(Beginning of TEXT UNDER STUDY)

Inside Holdenville’s Allen Gamble Correctional Center: Violence history, state takeover, and ongoing staffing strain

A prison with a long record of serious violence
The medium-security men’s prison outside Holdenville—formerly known as the Davis Correctional Facility and now the Allen Gamble Correctional Center—has repeatedly drawn scrutiny for deadly assaults and chronic instability. Over the past decade, public records, court cases and state documentation have mapped a pattern of stabbings, inmate homicides and staff safety risks that has made the facility a focal point in Oklahoma’s broader corrections debate.
The prison, opened in the mid-1990s with a capacity of roughly 1,600 men, operated for years under a private contractor before Oklahoma moved to bring it under direct state management. The name change to Allen Gamble Correctional Center took effect on October 1, 2023, as part of an effort to honor Sgt. Joe Allen Gamble Jr., a correctional officer killed in the line of duty in 2000 at a different Oklahoma prison.
State takeover followed a period of understaffing and escalating incidents
In 2022, emergency response data and contemporaneous reporting from Oklahoma outlets documented a sharp increase in stabbings at the Holdenville prison, including fatal attacks. That summer, a correctional officer, Alan Jay Hershberger, died after being attacked by an inmate with a homemade weapon, underscoring concerns about contraband, supervision gaps and the ability to respond quickly to violence inside housing units.

(End of TEXT UNDER STUDY)

- TASK INSTRUCTIONS -
Can you set down, word for word, everything in the prison article from "The prison, opened" down to "different Oklahoma prison."? Rely on the prison article alone.

(Beginning of THE DATA)

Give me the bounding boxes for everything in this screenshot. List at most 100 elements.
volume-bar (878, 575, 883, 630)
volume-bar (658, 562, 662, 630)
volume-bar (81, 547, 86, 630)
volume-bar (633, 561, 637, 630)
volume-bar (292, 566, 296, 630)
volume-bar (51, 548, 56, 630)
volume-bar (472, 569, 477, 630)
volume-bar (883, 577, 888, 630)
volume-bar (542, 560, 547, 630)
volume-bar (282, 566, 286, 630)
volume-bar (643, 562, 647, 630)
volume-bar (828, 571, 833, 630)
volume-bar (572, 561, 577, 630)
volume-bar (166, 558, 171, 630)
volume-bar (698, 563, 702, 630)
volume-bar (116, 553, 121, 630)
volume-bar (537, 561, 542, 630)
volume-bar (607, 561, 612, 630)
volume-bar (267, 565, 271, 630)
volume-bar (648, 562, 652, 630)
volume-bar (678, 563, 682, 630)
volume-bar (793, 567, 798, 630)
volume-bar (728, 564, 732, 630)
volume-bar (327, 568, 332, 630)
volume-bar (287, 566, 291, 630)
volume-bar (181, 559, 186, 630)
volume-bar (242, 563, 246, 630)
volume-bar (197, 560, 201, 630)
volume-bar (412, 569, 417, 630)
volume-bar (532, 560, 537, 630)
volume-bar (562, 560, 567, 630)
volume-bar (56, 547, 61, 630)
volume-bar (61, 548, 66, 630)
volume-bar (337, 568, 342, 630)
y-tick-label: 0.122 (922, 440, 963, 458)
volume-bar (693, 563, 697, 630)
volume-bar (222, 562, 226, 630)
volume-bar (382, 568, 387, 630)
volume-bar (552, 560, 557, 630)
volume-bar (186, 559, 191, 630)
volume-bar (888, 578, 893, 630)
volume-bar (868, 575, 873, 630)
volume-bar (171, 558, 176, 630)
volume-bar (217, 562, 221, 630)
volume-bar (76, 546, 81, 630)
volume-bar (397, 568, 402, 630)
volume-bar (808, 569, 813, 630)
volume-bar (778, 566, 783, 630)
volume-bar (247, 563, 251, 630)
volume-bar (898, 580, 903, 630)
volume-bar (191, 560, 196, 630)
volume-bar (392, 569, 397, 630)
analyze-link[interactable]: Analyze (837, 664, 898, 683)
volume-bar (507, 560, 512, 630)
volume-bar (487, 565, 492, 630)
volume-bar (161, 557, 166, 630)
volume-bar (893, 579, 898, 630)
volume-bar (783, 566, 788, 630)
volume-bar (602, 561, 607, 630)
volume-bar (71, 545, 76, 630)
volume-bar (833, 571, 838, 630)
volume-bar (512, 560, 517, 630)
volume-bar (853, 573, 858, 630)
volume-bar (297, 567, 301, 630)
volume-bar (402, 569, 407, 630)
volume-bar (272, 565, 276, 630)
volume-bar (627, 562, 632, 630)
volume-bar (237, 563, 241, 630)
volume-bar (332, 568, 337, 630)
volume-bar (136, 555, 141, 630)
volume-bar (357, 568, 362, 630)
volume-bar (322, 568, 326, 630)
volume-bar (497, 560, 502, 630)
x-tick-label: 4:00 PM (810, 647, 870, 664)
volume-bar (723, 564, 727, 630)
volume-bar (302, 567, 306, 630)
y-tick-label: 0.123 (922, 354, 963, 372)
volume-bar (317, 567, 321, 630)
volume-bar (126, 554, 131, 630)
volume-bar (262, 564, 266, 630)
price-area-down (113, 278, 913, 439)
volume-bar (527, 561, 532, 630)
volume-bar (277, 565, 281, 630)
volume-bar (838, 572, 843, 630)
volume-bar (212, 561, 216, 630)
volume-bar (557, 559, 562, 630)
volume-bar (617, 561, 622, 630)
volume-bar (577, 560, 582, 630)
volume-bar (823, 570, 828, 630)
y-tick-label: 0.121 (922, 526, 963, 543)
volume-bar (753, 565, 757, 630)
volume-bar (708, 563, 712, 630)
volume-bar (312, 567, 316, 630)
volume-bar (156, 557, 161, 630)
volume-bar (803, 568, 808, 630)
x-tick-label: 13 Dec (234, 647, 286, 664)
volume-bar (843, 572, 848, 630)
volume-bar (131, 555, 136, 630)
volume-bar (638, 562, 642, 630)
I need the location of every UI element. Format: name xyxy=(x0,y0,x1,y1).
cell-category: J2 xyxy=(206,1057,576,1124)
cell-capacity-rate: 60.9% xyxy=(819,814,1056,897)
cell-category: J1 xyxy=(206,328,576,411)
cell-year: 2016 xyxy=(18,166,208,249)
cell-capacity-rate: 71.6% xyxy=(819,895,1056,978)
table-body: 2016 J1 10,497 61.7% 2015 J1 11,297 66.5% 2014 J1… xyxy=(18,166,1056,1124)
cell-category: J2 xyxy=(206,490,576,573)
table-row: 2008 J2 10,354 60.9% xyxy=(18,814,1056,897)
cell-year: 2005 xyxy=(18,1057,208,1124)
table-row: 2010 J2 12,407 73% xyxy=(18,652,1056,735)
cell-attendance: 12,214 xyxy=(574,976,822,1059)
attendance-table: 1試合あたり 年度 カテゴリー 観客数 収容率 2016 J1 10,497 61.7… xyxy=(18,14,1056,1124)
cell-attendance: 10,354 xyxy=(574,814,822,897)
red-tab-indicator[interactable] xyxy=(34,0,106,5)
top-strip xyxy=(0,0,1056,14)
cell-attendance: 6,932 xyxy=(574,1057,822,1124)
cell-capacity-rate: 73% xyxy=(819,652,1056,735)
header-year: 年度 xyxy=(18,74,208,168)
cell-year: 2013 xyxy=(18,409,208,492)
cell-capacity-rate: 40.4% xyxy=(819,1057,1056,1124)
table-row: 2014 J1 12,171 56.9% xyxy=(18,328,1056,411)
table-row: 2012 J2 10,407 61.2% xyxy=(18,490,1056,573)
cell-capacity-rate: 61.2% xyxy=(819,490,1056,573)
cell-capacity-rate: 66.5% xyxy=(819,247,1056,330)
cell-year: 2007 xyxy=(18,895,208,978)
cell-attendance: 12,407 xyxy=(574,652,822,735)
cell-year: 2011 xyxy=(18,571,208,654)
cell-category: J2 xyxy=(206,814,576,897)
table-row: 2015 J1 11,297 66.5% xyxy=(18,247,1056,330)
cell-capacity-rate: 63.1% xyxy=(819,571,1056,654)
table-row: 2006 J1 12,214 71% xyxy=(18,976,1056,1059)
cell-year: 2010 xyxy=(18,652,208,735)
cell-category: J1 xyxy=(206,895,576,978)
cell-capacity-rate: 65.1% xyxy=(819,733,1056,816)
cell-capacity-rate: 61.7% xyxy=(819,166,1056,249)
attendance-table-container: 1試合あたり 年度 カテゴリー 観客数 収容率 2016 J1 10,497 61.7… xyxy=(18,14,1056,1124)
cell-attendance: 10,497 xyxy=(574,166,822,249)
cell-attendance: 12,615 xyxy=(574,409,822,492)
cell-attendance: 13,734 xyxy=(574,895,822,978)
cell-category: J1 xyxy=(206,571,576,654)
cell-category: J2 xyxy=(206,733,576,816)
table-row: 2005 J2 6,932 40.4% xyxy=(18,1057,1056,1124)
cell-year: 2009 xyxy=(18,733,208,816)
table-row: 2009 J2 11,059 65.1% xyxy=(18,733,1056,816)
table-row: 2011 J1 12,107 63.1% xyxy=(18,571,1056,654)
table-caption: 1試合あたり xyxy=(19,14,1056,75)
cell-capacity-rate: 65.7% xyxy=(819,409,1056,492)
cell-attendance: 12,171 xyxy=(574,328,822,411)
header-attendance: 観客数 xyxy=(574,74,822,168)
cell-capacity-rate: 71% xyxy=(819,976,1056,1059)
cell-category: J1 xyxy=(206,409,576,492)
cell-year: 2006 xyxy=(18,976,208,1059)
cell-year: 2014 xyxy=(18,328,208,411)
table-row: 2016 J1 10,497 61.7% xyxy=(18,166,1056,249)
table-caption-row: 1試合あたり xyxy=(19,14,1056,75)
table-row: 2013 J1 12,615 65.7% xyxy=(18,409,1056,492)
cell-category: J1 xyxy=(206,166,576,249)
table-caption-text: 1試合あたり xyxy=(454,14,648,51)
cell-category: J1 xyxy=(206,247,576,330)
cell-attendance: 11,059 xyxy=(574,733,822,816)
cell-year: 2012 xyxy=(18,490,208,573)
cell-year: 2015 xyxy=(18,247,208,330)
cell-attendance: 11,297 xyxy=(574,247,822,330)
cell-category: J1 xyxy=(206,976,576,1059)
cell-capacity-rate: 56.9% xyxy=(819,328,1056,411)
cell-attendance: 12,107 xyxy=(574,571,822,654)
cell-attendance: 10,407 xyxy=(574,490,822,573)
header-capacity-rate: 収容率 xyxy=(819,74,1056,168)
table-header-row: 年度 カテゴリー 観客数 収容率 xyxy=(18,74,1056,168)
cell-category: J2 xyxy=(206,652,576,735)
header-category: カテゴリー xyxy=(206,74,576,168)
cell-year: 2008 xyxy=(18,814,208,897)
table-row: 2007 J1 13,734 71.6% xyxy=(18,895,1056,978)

(End of THE DATA)

- EXERCISE SOLUTION -
The prison, opened in the mid-1990s with a capacity of roughly 1,600 men, operated for years under a private contractor before Oklahoma moved to bring it under direct state management. The name change to Allen Gamble Correctional Center took effect on October 1, 2023, as part of an effort to honor Sgt. Joe Allen Gamble Jr., a correctional officer killed in the line of duty in 2000 at a different Oklahoma prison.